EXERCISE GOAL: Reproduce all of the records exactly.
--- BEGIN RECORDS SHOWN ---
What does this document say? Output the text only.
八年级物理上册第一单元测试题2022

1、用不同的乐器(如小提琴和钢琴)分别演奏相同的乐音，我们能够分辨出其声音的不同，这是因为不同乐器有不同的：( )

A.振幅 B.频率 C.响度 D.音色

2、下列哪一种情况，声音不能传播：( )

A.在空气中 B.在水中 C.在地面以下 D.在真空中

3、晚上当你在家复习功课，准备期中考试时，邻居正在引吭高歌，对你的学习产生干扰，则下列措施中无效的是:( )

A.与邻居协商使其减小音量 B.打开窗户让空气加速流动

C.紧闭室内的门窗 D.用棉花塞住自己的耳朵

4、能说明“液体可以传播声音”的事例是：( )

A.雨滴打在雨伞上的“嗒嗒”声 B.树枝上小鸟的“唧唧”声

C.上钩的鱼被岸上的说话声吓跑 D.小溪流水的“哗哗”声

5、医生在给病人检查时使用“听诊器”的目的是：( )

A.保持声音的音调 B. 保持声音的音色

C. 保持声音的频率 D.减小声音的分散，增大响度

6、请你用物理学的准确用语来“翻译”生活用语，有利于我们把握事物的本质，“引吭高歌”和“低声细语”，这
--- END RECORDS SHOWN ---
WRITTEN REPLY:
What does this document say? Output the text only.
八年级物理上册第一单元测试题2022

1、用不同的乐器(如小提琴和钢琴)分别演奏相同的乐音，我们能够分辨出其声音的不同，这是因为不同乐器有不同的：( )

A.振幅 B.频率 C.响度 D.音色

2、下列哪一种情况，声音不能传播：( )

A.在空气中 B.在水中 C.在地面以下 D.在真空中

3、晚上当你在家复习功课，准备期中考试时，邻居正在引吭高歌，对你的学习产生干扰，则下列措施中无效的是:( )

A.与邻居协商使其减小音量 B.打开窗户让空气加速流动

C.紧闭室内的门窗 D.用棉花塞住自己的耳朵

4、能说明“液体可以传播声音”的事例是：( )

A.雨滴打在雨伞上的“嗒嗒”声 B.树枝上小鸟的“唧唧”声

C.上钩的鱼被岸上的说话声吓跑 D.小溪流水的“哗哗”声

5、医生在给病人检查时使用“听诊器”的目的是：( )

A.保持声音的音调 B. 保持声音的音色

C. 保持声音的频率 D.减小声音的分散，增大响度

6、请你用物理学的准确用语来“翻译”生活用语，有利于我们把握事物的本质，“引吭高歌”和“低声细语”，这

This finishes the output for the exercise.